What is being asked
Collect all the lines that mention the word "name".
-- start of Supplied material --
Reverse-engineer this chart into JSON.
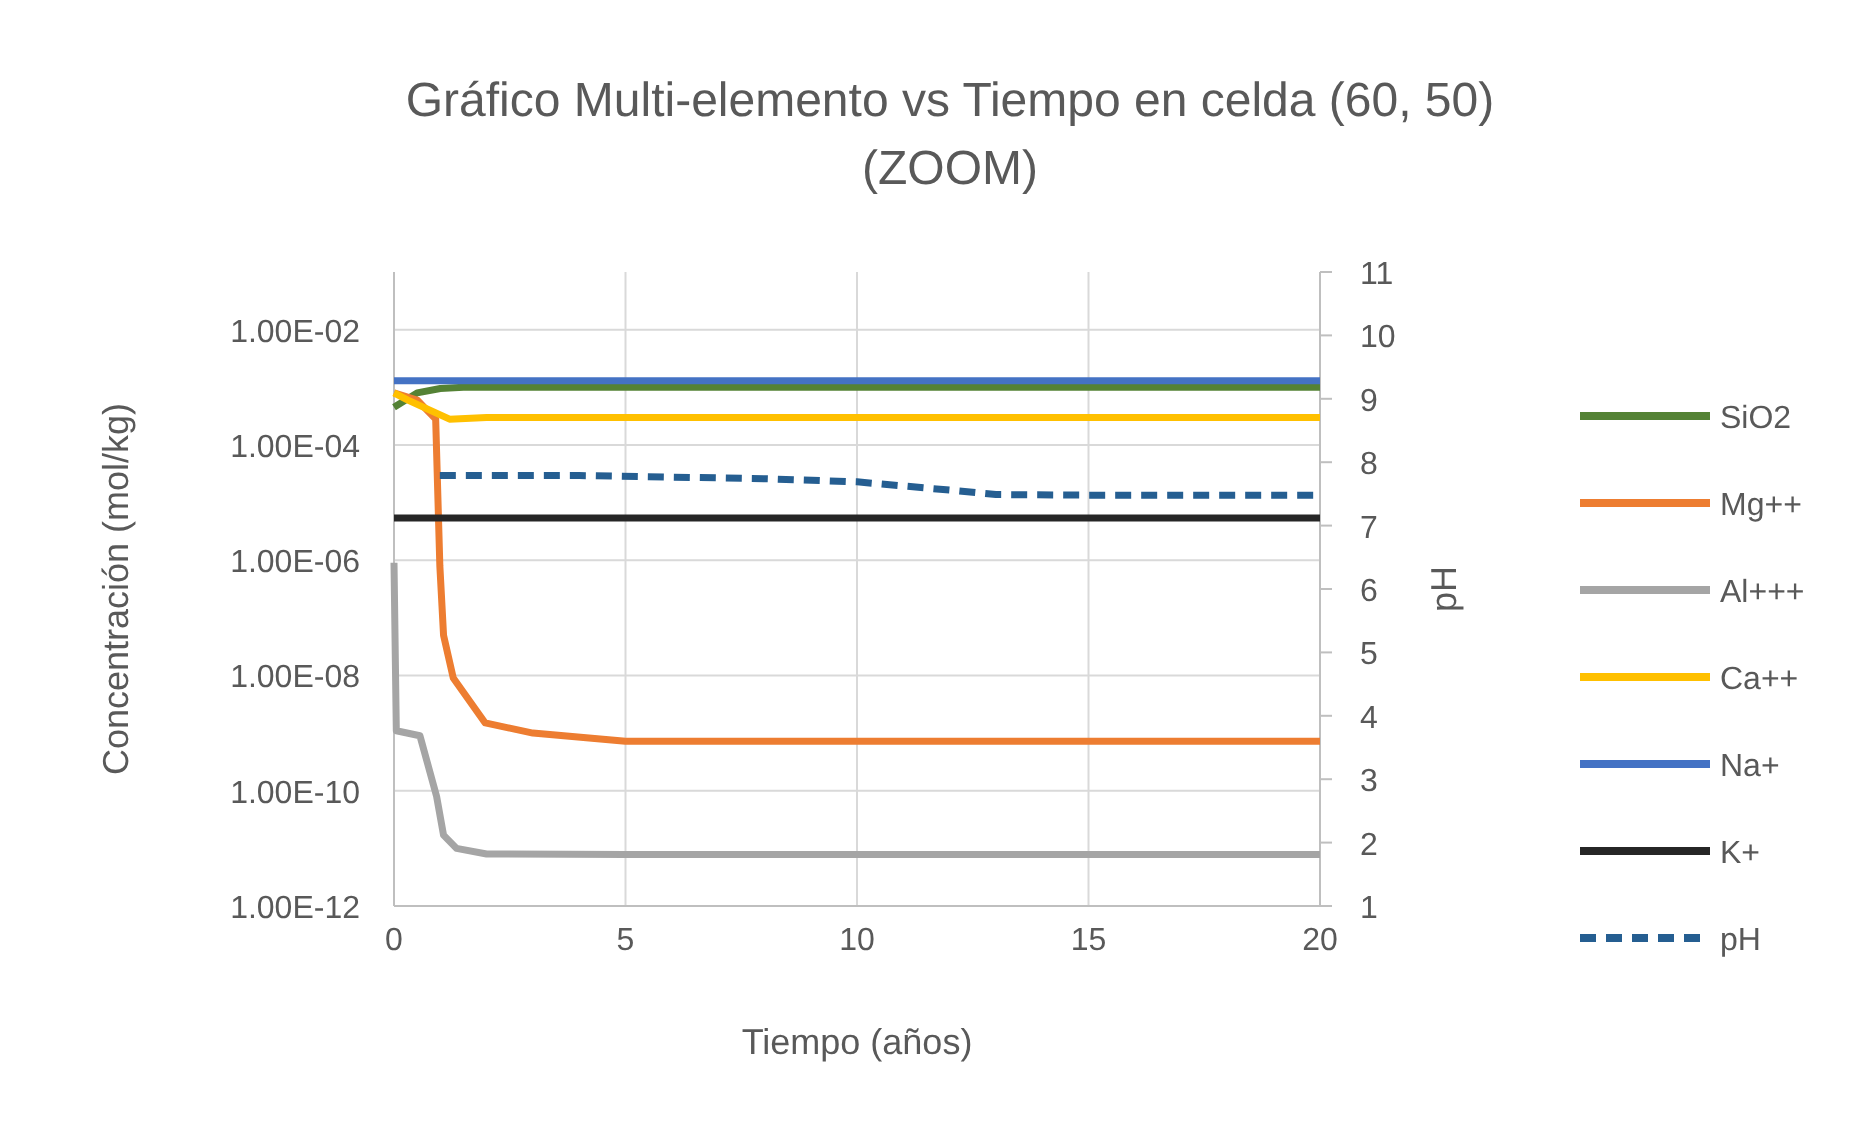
{
  "chart_data": {
    "type": "line",
    "title": "Gráfico Multi-elemento vs Tiempo en celda (60, 50)\n(ZOOM)",
    "xlabel": "Tiempo (años)",
    "ylabel": "Concentración (mol/kg)",
    "y2label": "pH",
    "log": "y",
    "grid": true,
    "legend": "right",
    "xlim": [
      0,
      20
    ],
    "xticks": [
      0,
      5,
      10,
      15,
      20
    ],
    "ylim": [
      1e-12,
      0.1
    ],
    "yticks": [
      {
        "value": 1e-12,
        "label": "1.00E-12"
      },
      {
        "value": 1e-10,
        "label": "1.00E-10"
      },
      {
        "value": 1e-08,
        "label": "1.00E-08"
      },
      {
        "value": 1e-06,
        "label": "1.00E-06"
      },
      {
        "value": 0.0001,
        "label": "1.00E-04"
      },
      {
        "value": 0.01,
        "label": "1.00E-02"
      }
    ],
    "y2lim": [
      1,
      11
    ],
    "y2ticks": [
      1,
      2,
      3,
      4,
      5,
      6,
      7,
      8,
      9,
      10,
      11
    ],
    "series": [
      {
        "name": "SiO2",
        "color": "#548235",
        "x": [
          0,
          0.5,
          1,
          1.5,
          2,
          5,
          10,
          20
        ],
        "values": [
          0.00045,
          0.0008,
          0.00095,
          0.001,
          0.001,
          0.001,
          0.001,
          0.001
        ]
      },
      {
        "name": "Mg++",
        "color": "#ed7d31",
        "x": [
          0,
          0.5,
          0.9,
          0.99,
          1.07,
          1.28,
          1.97,
          3,
          5,
          10,
          20
        ],
        "values": [
          0.0008,
          0.0006,
          0.00028,
          8e-07,
          5e-08,
          9e-09,
          1.5e-09,
          1e-09,
          7.2e-10,
          7.2e-10,
          7.2e-10
        ]
      },
      {
        "name": "Al+++",
        "color": "#a5a5a5",
        "x": [
          0,
          0.05,
          0.56,
          0.92,
          1.07,
          1.35,
          2,
          5,
          10,
          20
        ],
        "values": [
          9e-07,
          1.1e-09,
          9e-10,
          8e-11,
          1.7e-11,
          1e-11,
          8e-12,
          7.8e-12,
          7.8e-12,
          7.8e-12
        ]
      },
      {
        "name": "Ca++",
        "color": "#ffc000",
        "x": [
          0,
          0.3,
          1.2,
          2,
          5,
          10,
          20
        ],
        "values": [
          0.0008,
          0.0006,
          0.00028,
          0.0003,
          0.0003,
          0.0003,
          0.0003
        ]
      },
      {
        "name": "Na+",
        "color": "#4472c4",
        "x": [
          0,
          1,
          5,
          10,
          20
        ],
        "values": [
          0.0013,
          0.0013,
          0.0013,
          0.0013,
          0.0013
        ]
      },
      {
        "name": "K+",
        "color": "#262626",
        "x": [
          0,
          5,
          10,
          20
        ],
        "values": [
          5.4e-06,
          5.4e-06,
          5.4e-06,
          5.4e-06
        ]
      },
      {
        "name": "pH",
        "color": "#255e91",
        "axis": "y2",
        "line_style": "dashed",
        "x": [
          0.99,
          4,
          8,
          10,
          12,
          13,
          15,
          20
        ],
        "values": [
          7.79,
          7.79,
          7.74,
          7.69,
          7.56,
          7.49,
          7.48,
          7.48
        ]
      }
    ]
  }
}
-- end of Supplied material --
Task answer
        "name": "SiO2",
        "name": "Mg++",
        "name": "Al+++",
        "name": "Ca++",
        "name": "Na+",
        "name": "K+",
        "name": "pH",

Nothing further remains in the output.